Give the count of lines in the data that include the string "малочисленных", with no added remarks.
****************************************
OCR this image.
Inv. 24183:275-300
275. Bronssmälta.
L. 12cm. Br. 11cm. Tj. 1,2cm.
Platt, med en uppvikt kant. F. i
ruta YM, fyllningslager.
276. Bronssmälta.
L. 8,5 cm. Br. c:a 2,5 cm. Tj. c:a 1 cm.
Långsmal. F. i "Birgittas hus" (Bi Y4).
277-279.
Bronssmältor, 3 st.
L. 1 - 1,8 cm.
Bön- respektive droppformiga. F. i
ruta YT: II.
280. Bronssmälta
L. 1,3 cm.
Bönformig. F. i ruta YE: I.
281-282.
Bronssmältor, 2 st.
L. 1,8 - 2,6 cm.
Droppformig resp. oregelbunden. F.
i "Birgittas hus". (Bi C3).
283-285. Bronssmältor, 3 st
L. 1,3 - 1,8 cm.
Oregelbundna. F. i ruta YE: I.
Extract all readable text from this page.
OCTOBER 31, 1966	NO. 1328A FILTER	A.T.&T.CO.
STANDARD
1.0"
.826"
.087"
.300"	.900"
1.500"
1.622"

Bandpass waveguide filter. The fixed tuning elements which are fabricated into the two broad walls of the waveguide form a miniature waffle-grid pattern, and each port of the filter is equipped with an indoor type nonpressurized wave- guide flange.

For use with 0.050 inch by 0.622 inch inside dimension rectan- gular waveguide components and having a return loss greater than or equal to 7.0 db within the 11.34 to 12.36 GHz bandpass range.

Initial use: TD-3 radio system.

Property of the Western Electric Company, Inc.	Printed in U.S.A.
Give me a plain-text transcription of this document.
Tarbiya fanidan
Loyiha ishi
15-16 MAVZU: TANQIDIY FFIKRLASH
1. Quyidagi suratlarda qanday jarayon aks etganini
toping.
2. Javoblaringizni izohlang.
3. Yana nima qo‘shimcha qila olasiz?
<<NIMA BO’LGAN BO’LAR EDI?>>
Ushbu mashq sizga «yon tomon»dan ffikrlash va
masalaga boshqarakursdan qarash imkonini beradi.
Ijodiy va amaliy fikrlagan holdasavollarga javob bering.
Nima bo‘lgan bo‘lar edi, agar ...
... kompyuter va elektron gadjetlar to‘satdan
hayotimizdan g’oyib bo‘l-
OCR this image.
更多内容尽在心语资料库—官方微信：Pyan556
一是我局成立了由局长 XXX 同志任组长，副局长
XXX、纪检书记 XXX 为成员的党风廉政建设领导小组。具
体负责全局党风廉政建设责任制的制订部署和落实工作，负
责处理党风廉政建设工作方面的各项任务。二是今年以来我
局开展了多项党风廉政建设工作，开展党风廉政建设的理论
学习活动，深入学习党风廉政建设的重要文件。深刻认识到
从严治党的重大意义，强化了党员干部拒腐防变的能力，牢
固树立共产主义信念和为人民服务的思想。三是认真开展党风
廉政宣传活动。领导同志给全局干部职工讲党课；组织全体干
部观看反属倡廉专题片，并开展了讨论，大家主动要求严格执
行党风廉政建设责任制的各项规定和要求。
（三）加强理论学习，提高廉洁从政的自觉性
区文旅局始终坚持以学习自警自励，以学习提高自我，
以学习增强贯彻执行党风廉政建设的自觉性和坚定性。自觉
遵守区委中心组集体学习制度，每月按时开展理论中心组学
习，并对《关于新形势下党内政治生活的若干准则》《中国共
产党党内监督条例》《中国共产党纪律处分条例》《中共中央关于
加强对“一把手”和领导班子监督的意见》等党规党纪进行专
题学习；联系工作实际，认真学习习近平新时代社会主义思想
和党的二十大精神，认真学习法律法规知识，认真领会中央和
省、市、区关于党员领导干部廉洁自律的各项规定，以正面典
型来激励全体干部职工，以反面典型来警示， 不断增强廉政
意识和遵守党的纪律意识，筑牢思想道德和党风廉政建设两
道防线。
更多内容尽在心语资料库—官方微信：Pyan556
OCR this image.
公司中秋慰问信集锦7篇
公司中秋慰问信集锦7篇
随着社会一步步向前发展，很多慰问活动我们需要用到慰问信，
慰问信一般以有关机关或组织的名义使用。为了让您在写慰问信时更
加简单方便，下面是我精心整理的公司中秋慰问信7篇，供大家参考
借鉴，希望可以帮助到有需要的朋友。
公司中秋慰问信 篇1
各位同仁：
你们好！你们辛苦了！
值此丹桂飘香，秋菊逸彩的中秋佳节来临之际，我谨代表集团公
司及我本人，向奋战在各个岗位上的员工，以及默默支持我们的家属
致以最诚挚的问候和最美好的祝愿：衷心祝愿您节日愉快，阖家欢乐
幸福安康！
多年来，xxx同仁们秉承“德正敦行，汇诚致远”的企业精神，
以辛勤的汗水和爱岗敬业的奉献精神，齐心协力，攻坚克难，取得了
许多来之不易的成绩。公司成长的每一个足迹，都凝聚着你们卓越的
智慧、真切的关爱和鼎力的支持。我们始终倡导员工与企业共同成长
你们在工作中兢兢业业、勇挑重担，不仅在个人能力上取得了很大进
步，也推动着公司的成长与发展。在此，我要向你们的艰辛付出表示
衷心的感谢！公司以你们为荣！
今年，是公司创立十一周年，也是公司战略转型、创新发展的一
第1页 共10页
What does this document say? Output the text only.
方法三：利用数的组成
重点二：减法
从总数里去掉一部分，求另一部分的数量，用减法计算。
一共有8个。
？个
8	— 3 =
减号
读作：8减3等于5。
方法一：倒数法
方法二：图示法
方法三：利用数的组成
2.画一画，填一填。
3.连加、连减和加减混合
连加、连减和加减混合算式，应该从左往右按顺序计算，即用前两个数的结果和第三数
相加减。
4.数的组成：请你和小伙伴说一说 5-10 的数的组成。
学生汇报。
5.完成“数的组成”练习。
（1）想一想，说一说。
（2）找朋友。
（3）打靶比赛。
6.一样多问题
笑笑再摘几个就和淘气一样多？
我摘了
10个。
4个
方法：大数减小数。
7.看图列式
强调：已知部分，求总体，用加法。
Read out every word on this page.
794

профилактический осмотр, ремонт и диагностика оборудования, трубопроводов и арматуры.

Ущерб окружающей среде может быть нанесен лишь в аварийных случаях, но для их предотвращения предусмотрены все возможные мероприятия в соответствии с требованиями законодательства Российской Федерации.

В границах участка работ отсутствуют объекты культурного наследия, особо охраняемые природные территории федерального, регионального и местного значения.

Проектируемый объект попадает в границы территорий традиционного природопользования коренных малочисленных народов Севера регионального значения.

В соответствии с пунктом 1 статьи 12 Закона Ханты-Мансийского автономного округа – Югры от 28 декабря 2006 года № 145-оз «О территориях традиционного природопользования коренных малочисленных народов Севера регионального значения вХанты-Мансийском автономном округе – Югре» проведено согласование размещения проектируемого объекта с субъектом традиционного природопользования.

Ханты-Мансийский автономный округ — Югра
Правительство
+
****************************************
COMPLETE ANSWER —
2